Data extracted from a collection
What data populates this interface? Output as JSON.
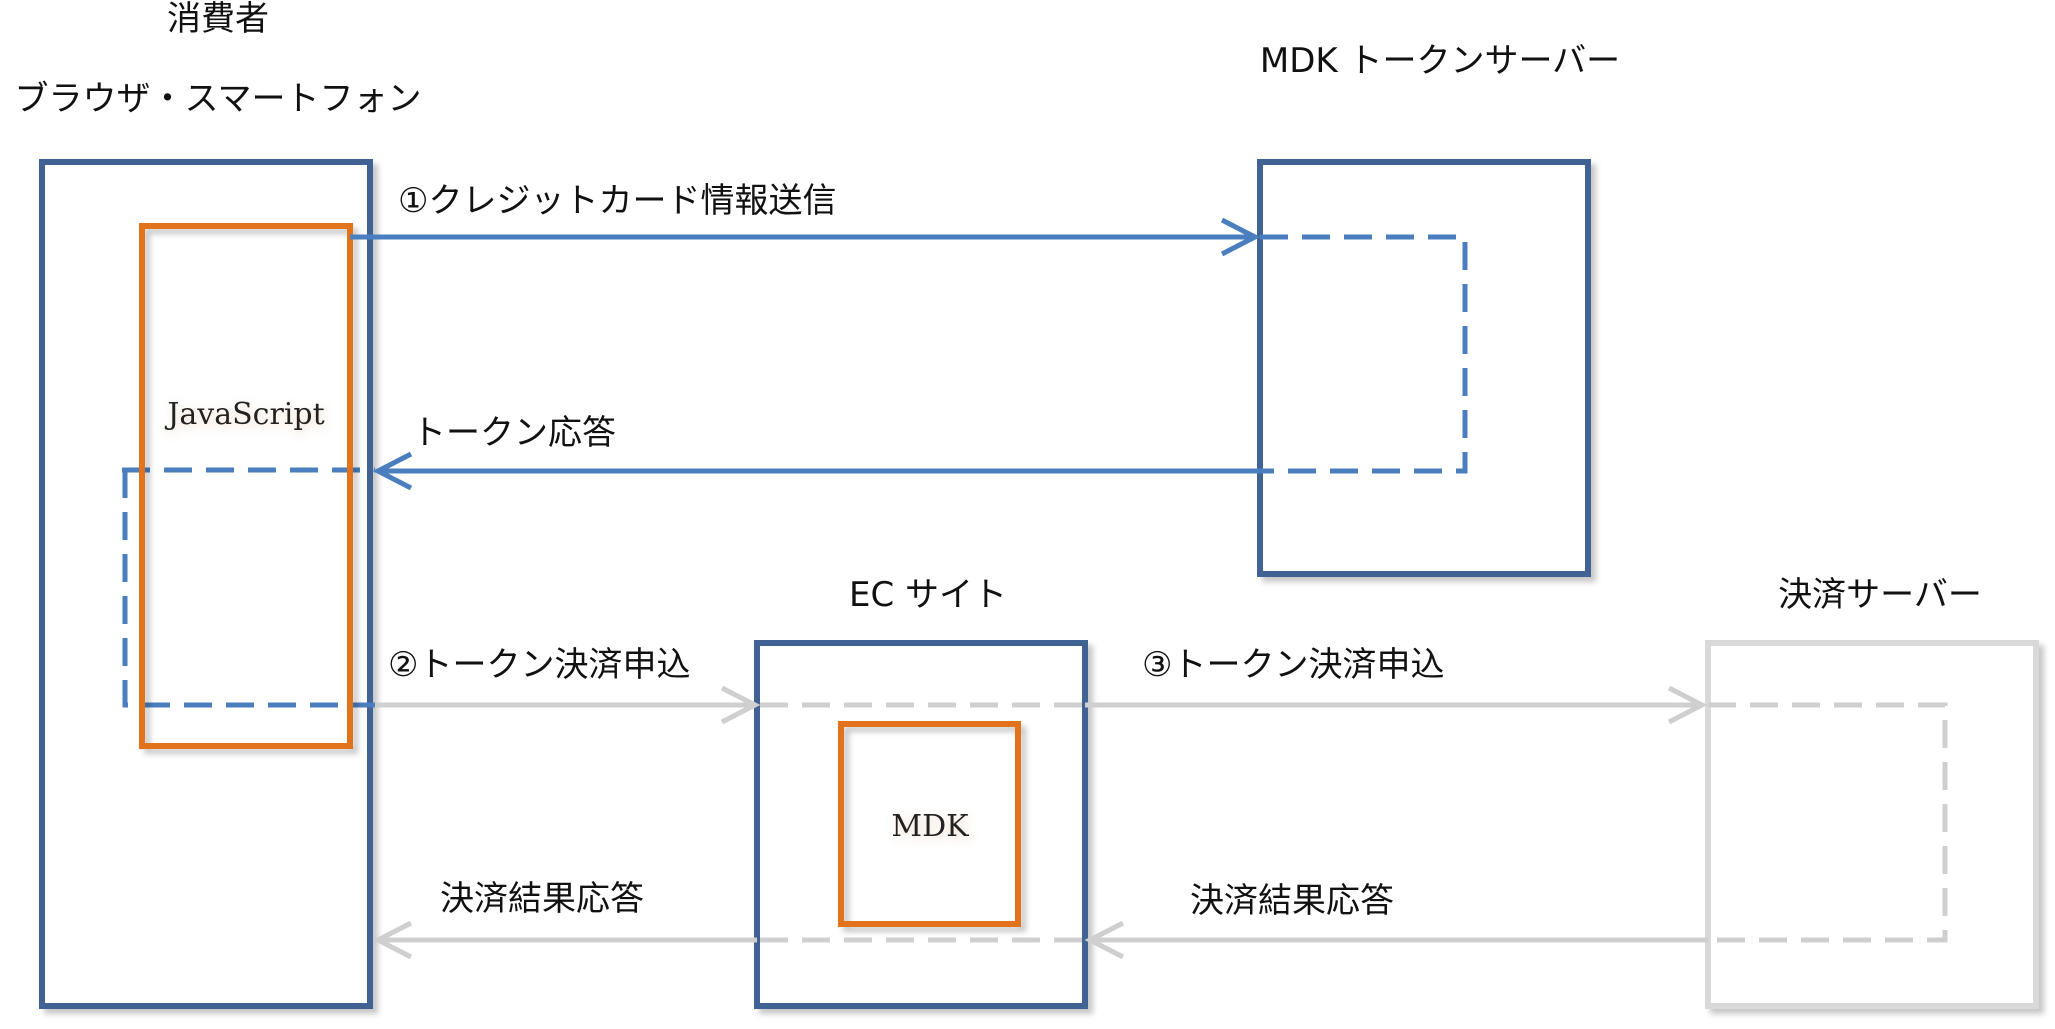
{
  "consumer": {
    "title": "消費者",
    "subtitle": "ブラウザ・スマートフォン",
    "component": "JavaScript"
  },
  "token_server": {
    "title": "MDK トークンサーバー"
  },
  "ec_site": {
    "title": "EC サイト",
    "component": "MDK"
  },
  "payment_server": {
    "title": "決済サーバー"
  },
  "flows": {
    "card_send": "①クレジットカード情報送信",
    "token_response": "トークン応答",
    "token_payment_request_2": "②トークン決済申込",
    "token_payment_request_3": "③トークン決済申込",
    "result_response_left": "決済結果応答",
    "result_response_right": "決済結果応答"
  },
  "colors": {
    "blue_box": "#3f6394",
    "blue_arrow": "#4a7ebf",
    "orange": "#e3721a",
    "gray": "#cfcfcf",
    "gray_box": "#d9d9d9"
  }
}
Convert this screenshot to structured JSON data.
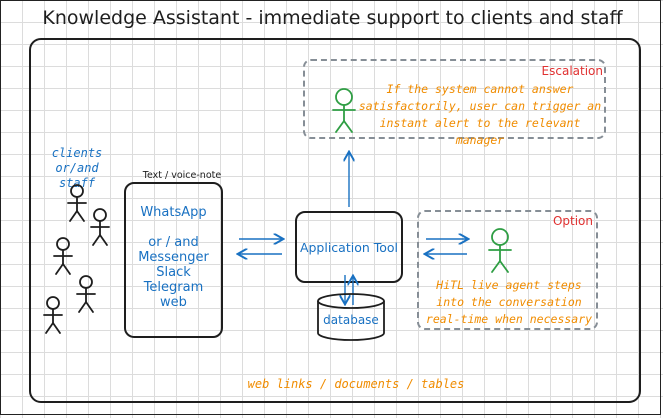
{
  "title": "Knowledge Assistant - immediate support to clients and staff",
  "users": {
    "label_line1": "clients or/and",
    "label_line2": "staff"
  },
  "channels": {
    "caption": "Text / voice-note",
    "items": [
      "WhatsApp",
      "",
      "or / and",
      "Messenger",
      "Slack",
      "Telegram",
      "web"
    ]
  },
  "app_tool": {
    "label": "Application Tool"
  },
  "database": {
    "label": "database"
  },
  "escalation": {
    "label": "Escalation",
    "lines": [
      "If the system cannot answer",
      "satisfactorily, user can trigger an",
      "instant alert to the relevant manager"
    ]
  },
  "option": {
    "label": "Option",
    "lines": [
      "HiTL live agent steps",
      "into the conversation",
      "real-time when necessary"
    ]
  },
  "sources": {
    "label": "web links / documents / tables"
  },
  "colors": {
    "blue": "#1971c2",
    "green": "#2f9e44",
    "orange": "#f08c00",
    "red": "#e03131",
    "dashed_border": "#868e96"
  }
}
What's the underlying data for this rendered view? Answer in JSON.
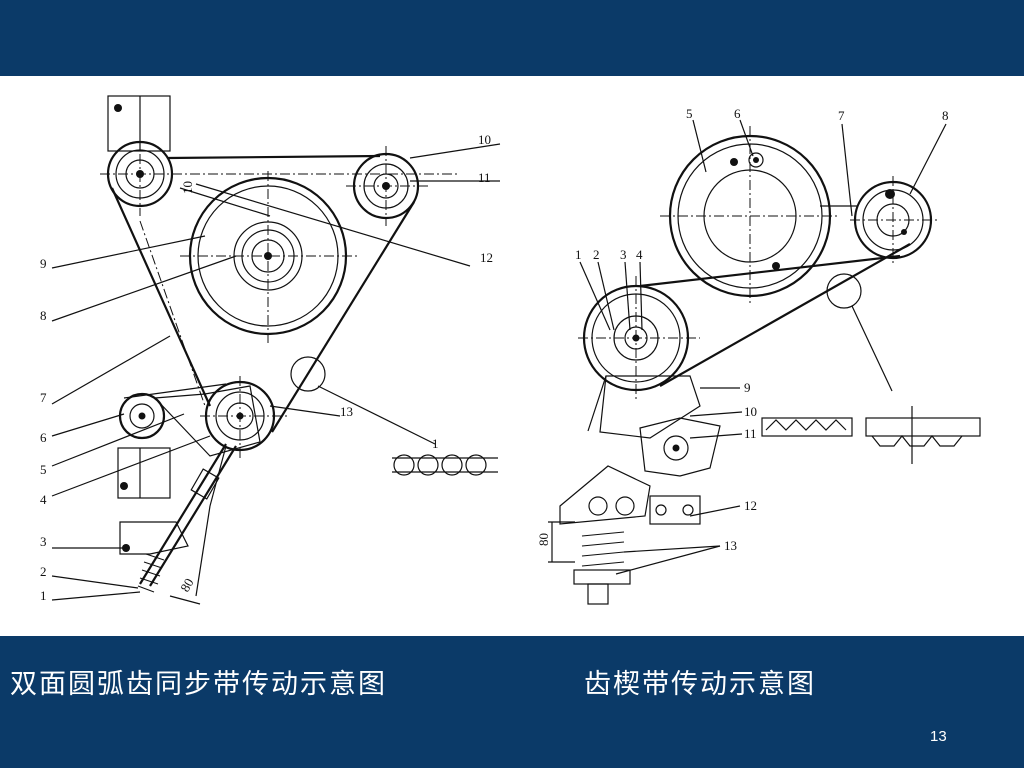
{
  "slide": {
    "caption_left": "双面圆弧齿同步带传动示意图",
    "caption_right": "齿楔带传动示意图",
    "page_number": "13"
  },
  "diagram_left": {
    "labels": [
      "10",
      "11",
      "12",
      "9",
      "8",
      "7",
      "13",
      "6",
      "5",
      "4",
      "3",
      "2",
      "1",
      "10",
      "80",
      "1"
    ]
  },
  "diagram_right": {
    "labels": [
      "5",
      "6",
      "7",
      "8",
      "1",
      "2",
      "3",
      "4",
      "9",
      "10",
      "11",
      "12",
      "13",
      "80"
    ]
  }
}
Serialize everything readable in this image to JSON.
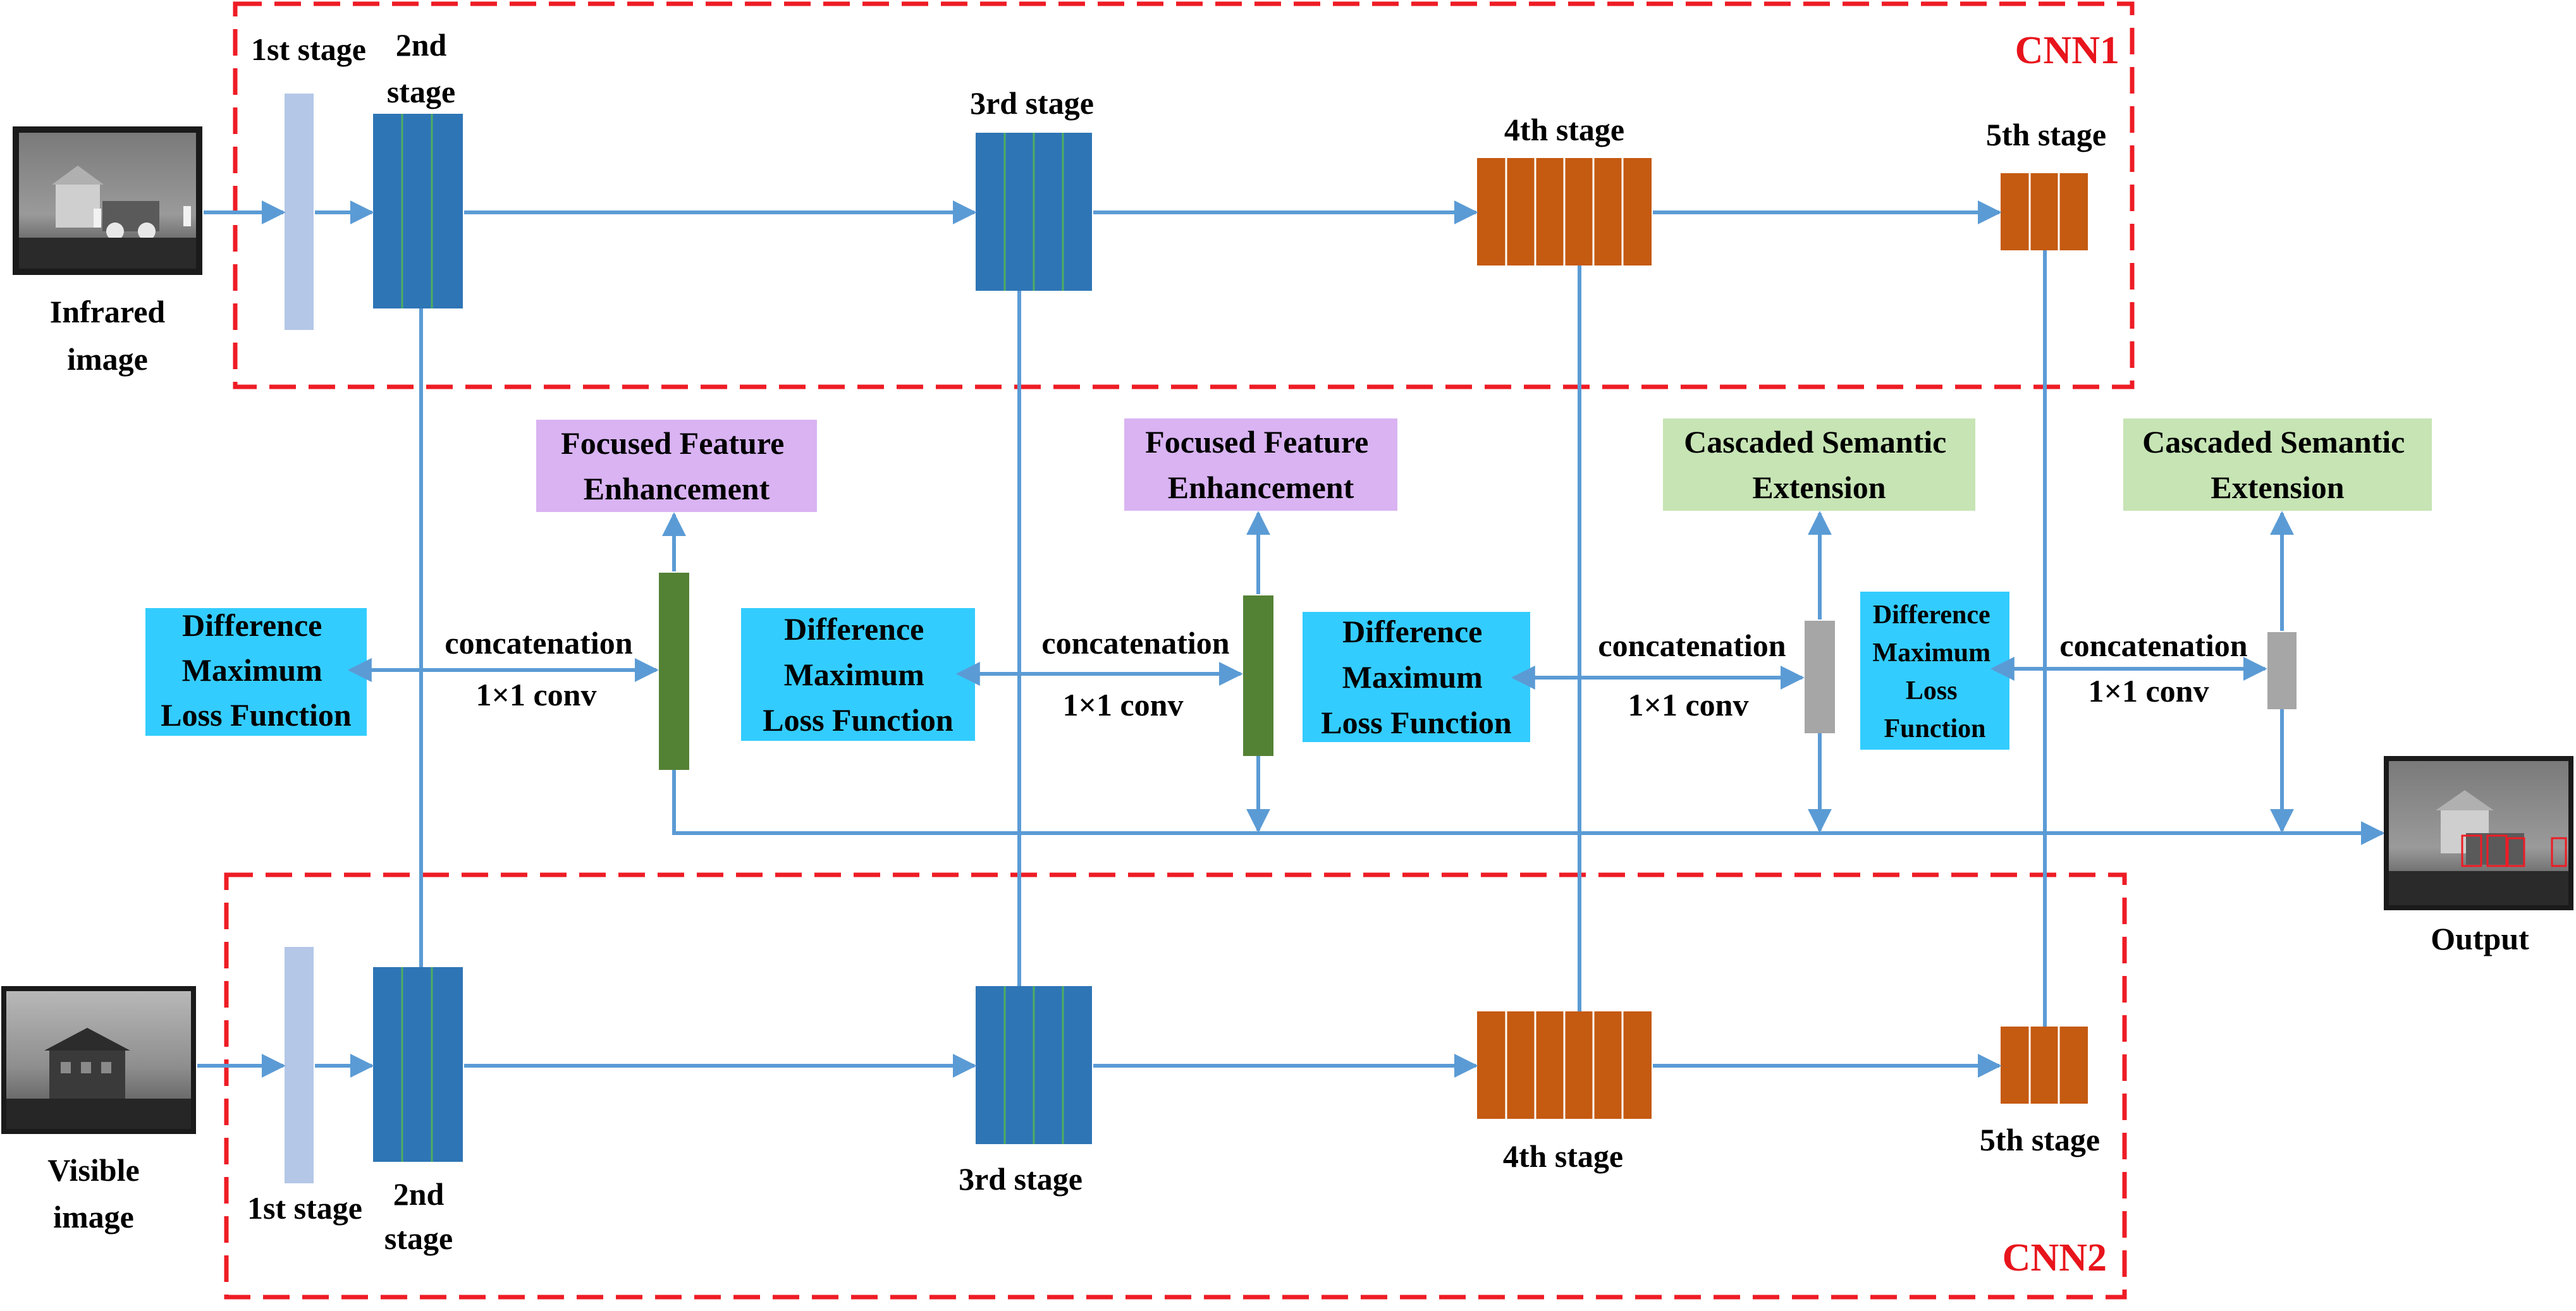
{
  "cnn1": {
    "label": "CNN1",
    "input_label": [
      "Infrared",
      "image"
    ],
    "stage1": "1st stage",
    "stage2": [
      "2nd",
      "stage"
    ],
    "stage3": "3rd stage",
    "stage4": "4th stage",
    "stage5": "5th stage"
  },
  "cnn2": {
    "label": "CNN2",
    "input_label": [
      "Visible",
      "image"
    ],
    "stage1": "1st stage",
    "stage2": [
      "2nd",
      "stage"
    ],
    "stage3": "3rd stage",
    "stage4": "4th stage",
    "stage5": "5th stage"
  },
  "modules": {
    "ffe1": [
      "Focused Feature",
      "Enhancement"
    ],
    "ffe2": [
      "Focused Feature",
      "Enhancement"
    ],
    "cse1": [
      "Cascaded Semantic",
      "Extension"
    ],
    "cse2": [
      "Cascaded Semantic",
      "Extension"
    ],
    "dml1": [
      "Difference",
      "Maximum",
      "Loss Function"
    ],
    "dml2": [
      "Difference",
      "Maximum",
      "Loss Function"
    ],
    "dml3": [
      "Difference",
      "Maximum",
      "Loss Function"
    ],
    "dml4": [
      "Difference",
      "Maximum",
      "Loss",
      "Function"
    ]
  },
  "fusion": {
    "concat_label": "concatenation",
    "conv_label": "1×1 conv"
  },
  "output_label": "Output",
  "colors": {
    "arrow": "#5b9bd5",
    "dashed_border": "#ee1c25",
    "stage1": "#b4c7e7",
    "blue_stage": "#2e75b6",
    "orange_stage": "#c55a11",
    "ffe_box": "#d9b3f2",
    "cse_box": "#c6e4b4",
    "dml_box": "#33ccff",
    "green_bar": "#548235",
    "gray_bar": "#a6a6a6"
  }
}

Your objective: Quote the data above in full and without alteration; skip the pictures.

Written answer:
What data populates this interface? Output as JSON.
{
  "consumer": {
    "title": "消費者",
    "subtitle": "ブラウザ・スマートフォン",
    "component": "JavaScript"
  },
  "token_server": {
    "title": "MDK トークンサーバー"
  },
  "ec_site": {
    "title": "EC サイト",
    "component": "MDK"
  },
  "payment_server": {
    "title": "決済サーバー"
  },
  "flows": {
    "card_send": "①クレジットカード情報送信",
    "token_response": "トークン応答",
    "token_payment_request_2": "②トークン決済申込",
    "token_payment_request_3": "③トークン決済申込",
    "result_response_left": "決済結果応答",
    "result_response_right": "決済結果応答"
  },
  "colors": {
    "blue_box": "#3f6394",
    "blue_arrow": "#4a7ebf",
    "orange": "#e3721a",
    "gray": "#cfcfcf",
    "gray_box": "#d9d9d9"
  }
}
Convert this screenshot to structured JSON data.
{
  "title": "Knowledge Assistant - immediate support to clients and staff",
  "users": {
    "label_line1": "clients or/and",
    "label_line2": "staff"
  },
  "channels": {
    "caption": "Text / voice-note",
    "items": [
      "WhatsApp",
      "",
      "or / and",
      "Messenger",
      "Slack",
      "Telegram",
      "web"
    ]
  },
  "app_tool": {
    "label": "Application Tool"
  },
  "database": {
    "label": "database"
  },
  "escalation": {
    "label": "Escalation",
    "lines": [
      "If the system cannot answer",
      "satisfactorily, user can trigger an",
      "instant alert to the relevant manager"
    ]
  },
  "option": {
    "label": "Option",
    "lines": [
      "HiTL live agent steps",
      "into the conversation",
      "real-time when necessary"
    ]
  },
  "sources": {
    "label": "web links / documents / tables"
  },
  "colors": {
    "blue": "#1971c2",
    "green": "#2f9e44",
    "orange": "#f08c00",
    "red": "#e03131",
    "dashed_border": "#868e96"
  }
}
What's the underlying data for this rendered view? Answer in JSON.
{
  "slide": {
    "caption_left": "双面圆弧齿同步带传动示意图",
    "caption_right": "齿楔带传动示意图",
    "page_number": "13"
  },
  "diagram_left": {
    "labels": [
      "10",
      "11",
      "12",
      "9",
      "8",
      "7",
      "13",
      "6",
      "5",
      "4",
      "3",
      "2",
      "1",
      "10",
      "80",
      "1"
    ]
  },
  "diagram_right": {
    "labels": [
      "5",
      "6",
      "7",
      "8",
      "1",
      "2",
      "3",
      "4",
      "9",
      "10",
      "11",
      "12",
      "13",
      "80"
    ]
  }
}
Serialize everything readable in this image to JSON.
{
  "cnn1": {
    "label": "CNN1",
    "input_label": [
      "Infrared",
      "image"
    ],
    "stage1": "1st stage",
    "stage2": [
      "2nd",
      "stage"
    ],
    "stage3": "3rd stage",
    "stage4": "4th stage",
    "stage5": "5th stage"
  },
  "cnn2": {
    "label": "CNN2",
    "input_label": [
      "Visible",
      "image"
    ],
    "stage1": "1st stage",
    "stage2": [
      "2nd",
      "stage"
    ],
    "stage3": "3rd stage",
    "stage4": "4th stage",
    "stage5": "5th stage"
  },
  "modules": {
    "ffe1": [
      "Focused Feature",
      "Enhancement"
    ],
    "ffe2": [
      "Focused Feature",
      "Enhancement"
    ],
    "cse1": [
      "Cascaded Semantic",
      "Extension"
    ],
    "cse2": [
      "Cascaded Semantic",
      "Extension"
    ],
    "dml1": [
      "Difference",
      "Maximum",
      "Loss Function"
    ],
    "dml2": [
      "Difference",
      "Maximum",
      "Loss Function"
    ],
    "dml3": [
      "Difference",
      "Maximum",
      "Loss Function"
    ],
    "dml4": [
      "Difference",
      "Maximum",
      "Loss",
      "Function"
    ]
  },
  "fusion": {
    "concat_label": "concatenation",
    "conv_label": "1×1 conv"
  },
  "output_label": "Output",
  "colors": {
    "arrow": "#5b9bd5",
    "dashed_border": "#ee1c25",
    "stage1": "#b4c7e7",
    "blue_stage": "#2e75b6",
    "orange_stage": "#c55a11",
    "ffe_box": "#d9b3f2",
    "cse_box": "#c6e4b4",
    "dml_box": "#33ccff",
    "green_bar": "#548235",
    "gray_bar": "#a6a6a6"
  }
}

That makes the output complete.